● Problem
Rewrite the stretch of the listing from the line containing "Bar bbox=[520, 382, 539, 397]" through the line containing "Bar bbox=[409, 368, 428, 397]", switching "Bar" to "Column" and leaving everything else as it is.

● Extracted data entries
----------

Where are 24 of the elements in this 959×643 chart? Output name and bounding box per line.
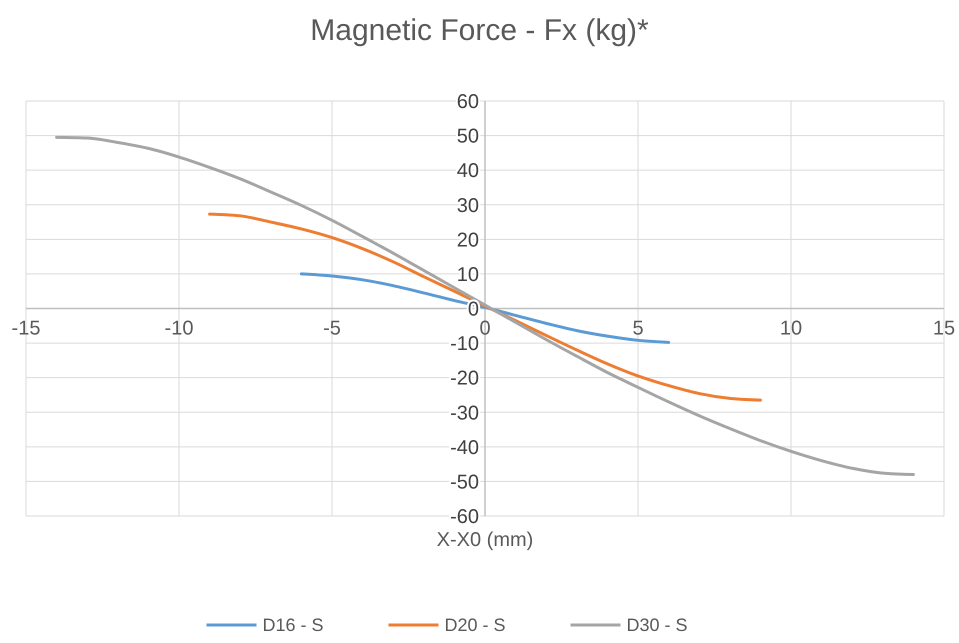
x-tick-label: 10 [780, 318, 802, 340]
x-tick-label: 15 [932, 318, 956, 340]
legend-label: D20 - S [444, 615, 506, 635]
y-tick-label: -50 [450, 471, 479, 494]
y-tick-label: -20 [450, 368, 479, 390]
x-axis-title: X-X0 (mm) [436, 529, 534, 551]
legend-label: D16 - S [262, 615, 324, 635]
x-tick-label: -5 [323, 318, 341, 340]
x-tick-label: 5 [632, 318, 644, 340]
y-tick-label: -10 [450, 333, 479, 356]
y-tick-label: 60 [456, 91, 479, 113]
y-tick-label: 10 [456, 264, 479, 286]
x-tick-label: -10 [164, 318, 194, 340]
x-tick-label: -15 [12, 318, 40, 340]
y-tick-label: 40 [456, 160, 479, 182]
y-tick-label: 20 [456, 229, 479, 252]
chart-title: Magnetic Force - Fx (kg)* [310, 14, 650, 47]
y-tick-label: -30 [450, 402, 479, 424]
legend-label: D30 - S [626, 615, 688, 635]
y-tick-label: 30 [456, 194, 479, 217]
line-series [208, 212, 762, 402]
y-tick-label: 50 [456, 126, 479, 148]
y-tick-label: -40 [450, 436, 479, 459]
y-tick-label: -60 [450, 506, 479, 528]
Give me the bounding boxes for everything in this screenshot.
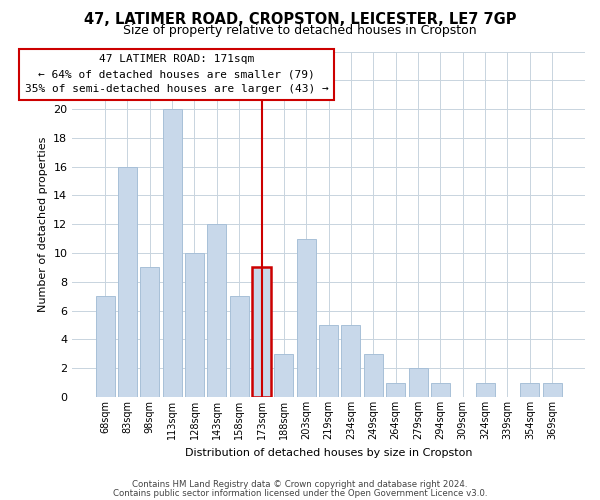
Bar bbox=[520, 382, 539, 397]
Y-axis label: Number of detached properties: Number of detached properties bbox=[38, 136, 47, 312]
Bar bbox=[431, 382, 450, 397]
Bar bbox=[386, 382, 405, 397]
Bar bbox=[140, 268, 159, 397]
Bar bbox=[185, 253, 204, 397]
Bar bbox=[319, 325, 338, 397]
Bar bbox=[252, 268, 271, 397]
Bar bbox=[274, 354, 293, 397]
Bar bbox=[341, 325, 361, 397]
Bar bbox=[95, 296, 115, 397]
Bar bbox=[409, 368, 428, 397]
Bar bbox=[297, 238, 316, 397]
Bar bbox=[163, 109, 182, 397]
Bar bbox=[364, 354, 383, 397]
Text: Contains HM Land Registry data © Crown copyright and database right 2024.: Contains HM Land Registry data © Crown c… bbox=[132, 480, 468, 489]
Text: 47, LATIMER ROAD, CROPSTON, LEICESTER, LE7 7GP: 47, LATIMER ROAD, CROPSTON, LEICESTER, L… bbox=[84, 12, 516, 28]
Text: Size of property relative to detached houses in Cropston: Size of property relative to detached ho… bbox=[123, 24, 477, 37]
Bar bbox=[542, 382, 562, 397]
X-axis label: Distribution of detached houses by size in Cropston: Distribution of detached houses by size … bbox=[185, 448, 472, 458]
Bar bbox=[476, 382, 494, 397]
Bar bbox=[208, 224, 226, 397]
Text: Contains public sector information licensed under the Open Government Licence v3: Contains public sector information licen… bbox=[113, 488, 487, 498]
Bar bbox=[118, 166, 137, 397]
Text: 47 LATIMER ROAD: 171sqm
← 64% of detached houses are smaller (79)
35% of semi-de: 47 LATIMER ROAD: 171sqm ← 64% of detache… bbox=[25, 54, 328, 94]
Bar bbox=[230, 296, 248, 397]
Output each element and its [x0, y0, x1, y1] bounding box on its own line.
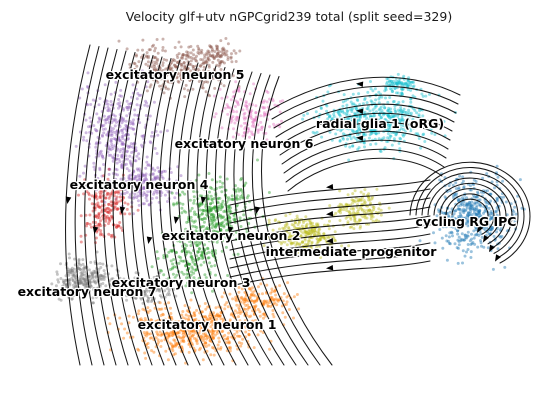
- cluster-label-rg1: radial glia 1 (oRG): [316, 116, 444, 131]
- cluster-label-cyc: cycling RG IPC: [416, 214, 517, 229]
- cluster-label-exn4: excitatory neuron 4: [70, 177, 209, 192]
- cluster-label-ip: intermediate progenitor: [266, 244, 438, 259]
- cluster-label-exn6: excitatory neuron 6: [175, 136, 314, 151]
- cluster-label-exn2: excitatory neuron 2: [162, 228, 301, 243]
- plot-title: Velocity glf+utv nGPCgrid239 total (spli…: [126, 9, 452, 24]
- cluster-label-exn5: excitatory neuron 5: [106, 67, 245, 82]
- cluster-label-exn1: excitatory neuron 1: [138, 317, 277, 332]
- cluster-label-exn7: excitatory neuron 7: [18, 284, 157, 299]
- cell-scatter: [50, 37, 525, 365]
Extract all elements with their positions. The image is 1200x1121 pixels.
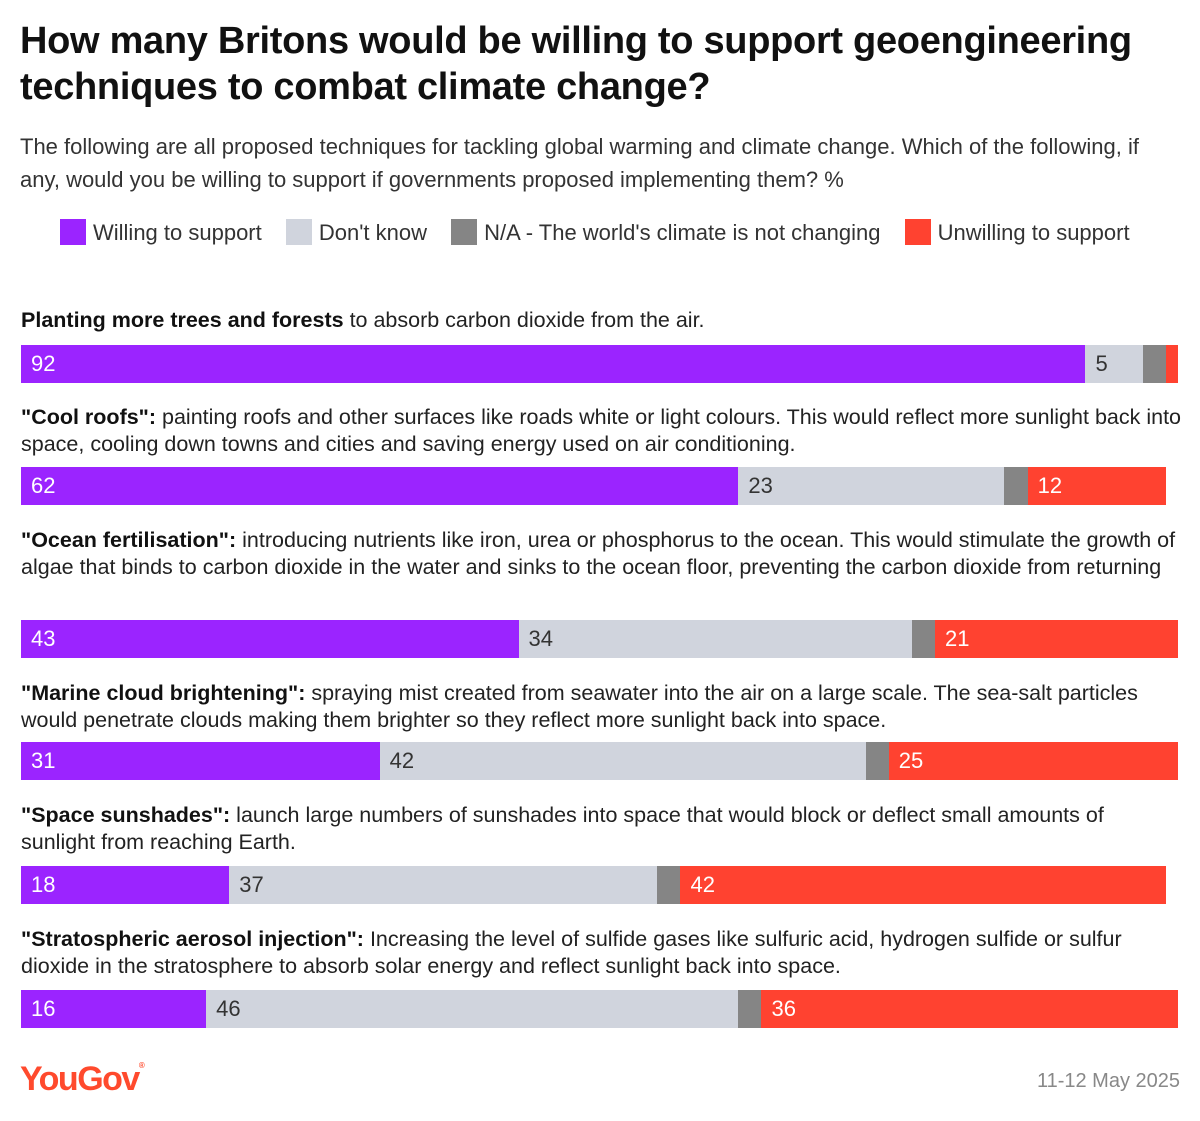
data-label-dont-know: 46 — [216, 996, 241, 1021]
bar-segment-willing — [21, 742, 380, 780]
data-label-unwilling: 21 — [945, 626, 970, 651]
question-technique: "Stratospheric aerosol injection": — [21, 927, 364, 951]
question-description: launch large numbers of sunshades into s… — [21, 803, 1104, 854]
question-technique: "Space sunshades": — [21, 803, 231, 827]
bar-segment-willing — [21, 990, 207, 1028]
data-label-dont-know: 5 — [1095, 351, 1108, 376]
bar-segment-na — [1004, 467, 1028, 505]
data-label-willing: 31 — [31, 748, 56, 773]
bar-segment-dont-know — [229, 866, 658, 904]
legend-swatch-dont-know — [285, 219, 312, 245]
question-description: introducing nutrients like iron, urea or… — [21, 528, 1176, 579]
legend: Willing to support Don't know N/A - The … — [60, 216, 1180, 250]
bar-segment-na — [738, 990, 762, 1028]
bar-segment-na — [1143, 345, 1167, 383]
bar-segment-willing — [21, 467, 739, 505]
data-label-unwilling: 42 — [690, 872, 715, 897]
yougov-logo: YouGov® — [20, 1060, 145, 1098]
bar-row: 92 5 — [21, 345, 1178, 383]
question-description: Increasing the level of sulfide gases li… — [21, 927, 1122, 978]
question-technique: "Cool roofs": — [21, 405, 157, 429]
bar-segment-dont-know — [206, 990, 739, 1028]
question-description: to absorb carbon dioxide from the air. — [343, 308, 705, 332]
survey-date: 11-12 May 2025 — [1036, 1070, 1180, 1092]
question-technique: Planting more trees and forests — [21, 308, 344, 332]
bar-row: 62 23 12 — [21, 467, 1178, 505]
data-label-willing: 92 — [31, 351, 56, 376]
bar-row: 31 42 25 — [21, 742, 1178, 780]
data-label-willing: 43 — [31, 626, 56, 651]
question-description: painting roofs and other surfaces like r… — [21, 405, 1182, 456]
legend-item-na: N/A - The world's climate is not changin… — [451, 219, 881, 245]
chart-title: How many Britons would be willing to sup… — [20, 20, 1132, 108]
question-label: "Marine cloud brightening": spraying mis… — [21, 680, 1181, 734]
bar-segment-unwilling — [935, 620, 1178, 658]
legend-label-na: N/A - The world's climate is not changin… — [484, 220, 881, 245]
question-technique: "Marine cloud brightening": — [21, 681, 306, 705]
bar-segment-dont-know — [738, 467, 1005, 505]
question-label: "Space sunshades": launch large numbers … — [21, 802, 1181, 856]
bar-segment-na — [657, 866, 681, 904]
legend-item-dont-know: Don't know — [285, 219, 428, 245]
data-label-unwilling: 12 — [1037, 473, 1063, 498]
bar-row: 43 34 21 — [21, 620, 1178, 658]
bar-segment-unwilling — [680, 866, 1167, 904]
legend-swatch-unwilling — [904, 219, 931, 245]
bar-segment-dont-know — [1085, 345, 1144, 383]
legend-label-willing: Willing to support — [93, 220, 262, 245]
bar-segment-unwilling — [761, 990, 1178, 1028]
question-label: "Stratospheric aerosol injection": Incre… — [21, 926, 1181, 980]
legend-swatch-na — [451, 219, 478, 245]
bar-segment-unwilling — [1027, 467, 1167, 505]
data-label-willing: 18 — [31, 872, 56, 897]
question-label: Planting more trees and forests to absor… — [21, 307, 1181, 334]
bar-segment-willing — [21, 866, 230, 904]
bar-segment-unwilling — [888, 742, 1178, 780]
question-label: "Ocean fertilisation": introducing nutri… — [21, 527, 1181, 581]
data-label-dont-know: 37 — [239, 872, 264, 897]
bar-segment-dont-know — [518, 620, 912, 658]
data-label-unwilling: 36 — [771, 996, 796, 1021]
legend-label-unwilling: Unwilling to support — [937, 220, 1130, 245]
bar-segment-na — [865, 742, 889, 780]
data-label-dont-know: 42 — [389, 748, 415, 773]
data-label-unwilling: 25 — [898, 748, 924, 773]
brand-text: YouGov — [20, 1060, 140, 1098]
data-label-dont-know: 34 — [528, 626, 553, 651]
bar-row: 16 46 36 — [21, 990, 1178, 1028]
legend-item-willing: Willing to support — [60, 219, 262, 245]
bar-segment-unwilling — [1166, 345, 1178, 383]
question-technique: "Ocean fertilisation": — [21, 528, 237, 552]
legend-item-unwilling: Unwilling to support — [904, 219, 1130, 245]
chart-subtitle: The following are all proposed technique… — [20, 134, 1139, 192]
question-description: spraying mist created from seawater into… — [21, 681, 1138, 732]
legend-swatch-willing — [60, 219, 86, 245]
bar-segment-na — [911, 620, 935, 658]
legend-label-dont-know: Don't know — [318, 220, 428, 245]
bar-segment-dont-know — [379, 742, 866, 780]
bar-segment-willing — [21, 620, 519, 658]
bar-segment-willing — [21, 345, 1086, 383]
data-label-willing: 16 — [31, 996, 56, 1021]
data-label-willing: 62 — [31, 473, 56, 498]
question-label: "Cool roofs": painting roofs and other s… — [21, 404, 1181, 458]
data-label-dont-know: 23 — [748, 473, 773, 498]
bar-row: 18 37 42 — [21, 866, 1178, 904]
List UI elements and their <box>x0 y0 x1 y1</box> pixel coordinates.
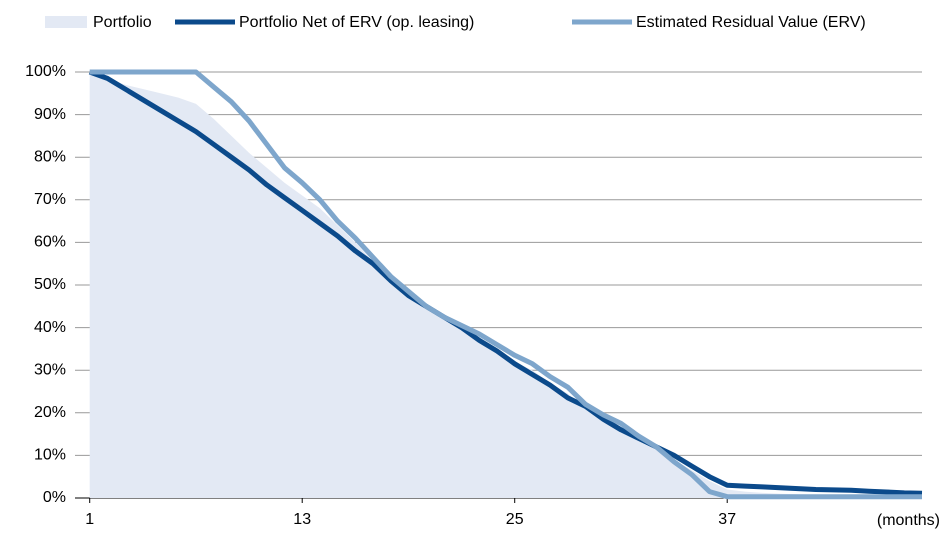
line <box>89 69 922 500</box>
y-tick-label: 20% <box>34 404 66 421</box>
y-tick-label: 100% <box>25 63 66 80</box>
x-tick-label: 13 <box>293 511 311 528</box>
y-tick-label: 60% <box>34 234 66 251</box>
y-tick-label: 90% <box>34 106 66 123</box>
y-tick-label: 80% <box>34 148 66 165</box>
legend-label: Portfolio <box>93 14 152 31</box>
x-axis-label: (months) <box>877 512 940 529</box>
area <box>89 72 922 498</box>
x-tick-label: 25 <box>506 511 524 528</box>
line <box>88 69 923 496</box>
y-tick-label: 40% <box>34 319 66 336</box>
legend-swatch <box>45 16 87 28</box>
legend-label: Portfolio Net of ERV (op. leasing) <box>239 14 474 31</box>
y-tick-label: 50% <box>34 276 66 293</box>
legend-label: Estimated Residual Value (ERV) <box>636 14 866 31</box>
y-tick-label: 30% <box>34 361 66 378</box>
x-tick-label: 37 <box>718 511 736 528</box>
y-tick-label: 10% <box>34 447 66 464</box>
y-tick-label: 0% <box>43 489 66 506</box>
x-tick-label: 1 <box>85 511 94 528</box>
y-tick-label: 70% <box>34 191 66 208</box>
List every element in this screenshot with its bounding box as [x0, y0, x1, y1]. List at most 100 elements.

----------

● Output of the exercise
Column bbox=[520, 382, 539, 397]
Y-axis label: Number of detached properties: Number of detached properties bbox=[38, 136, 47, 312]
Column bbox=[431, 382, 450, 397]
Column bbox=[386, 382, 405, 397]
Column bbox=[140, 268, 159, 397]
Column bbox=[185, 253, 204, 397]
Column bbox=[319, 325, 338, 397]
Column bbox=[252, 268, 271, 397]
Column bbox=[274, 354, 293, 397]
Column bbox=[341, 325, 361, 397]
Column bbox=[95, 296, 115, 397]
Column bbox=[409, 368, 428, 397]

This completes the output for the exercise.